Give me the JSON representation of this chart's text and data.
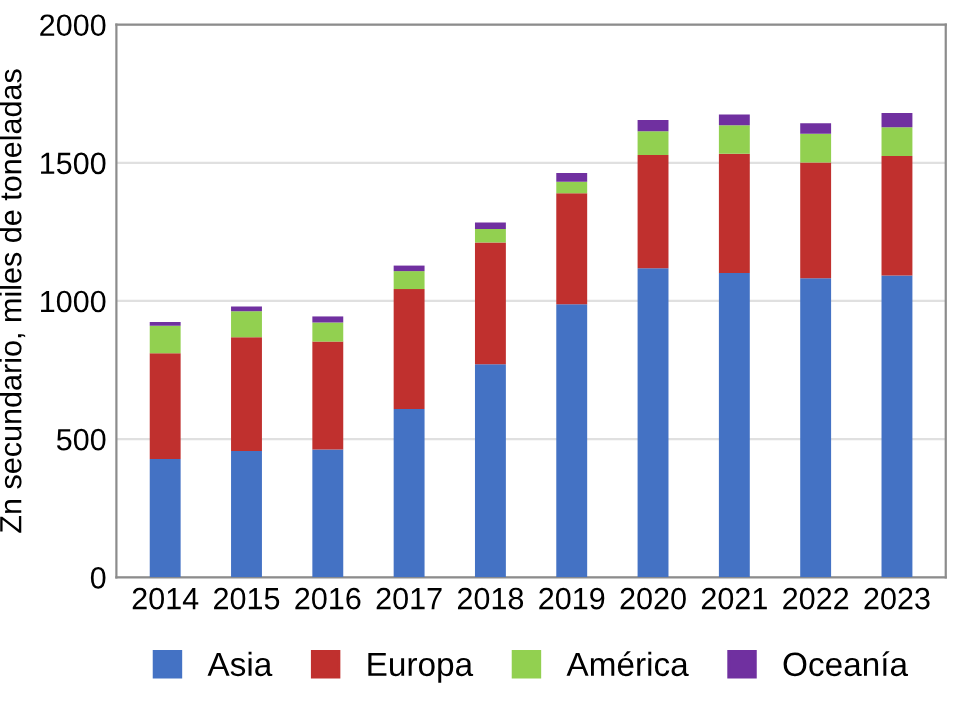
{
  "chart_data": {
    "type": "bar",
    "stacked": true,
    "ylabel": "Zn secundario, miles de toneladas",
    "categories": [
      "2014",
      "2015",
      "2016",
      "2017",
      "2018",
      "2019",
      "2020",
      "2021",
      "2022",
      "2023"
    ],
    "series": [
      {
        "name": "Asia",
        "color": "#4472c4",
        "values": [
          428,
          457,
          462,
          609,
          771,
          988,
          1118,
          1101,
          1082,
          1092
        ]
      },
      {
        "name": "Europa",
        "color": "#c0302e",
        "values": [
          383,
          412,
          391,
          434,
          441,
          402,
          410,
          432,
          419,
          433
        ]
      },
      {
        "name": "América",
        "color": "#92d050",
        "values": [
          99,
          94,
          69,
          65,
          48,
          41,
          86,
          103,
          104,
          104
        ]
      },
      {
        "name": "Oceanía",
        "color": "#7030a0",
        "values": [
          14,
          17,
          22,
          20,
          24,
          32,
          41,
          39,
          38,
          51
        ]
      }
    ],
    "ylim": [
      0,
      2000
    ],
    "yticks": [
      0,
      500,
      1000,
      1500,
      2000
    ],
    "grid": "y",
    "legend": "bottom"
  }
}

※ ※ ※

**SET TASK**.
Return solely the number of lines in the data that include the word "name".

**SOLUTION TO THE EXERCISE**.
4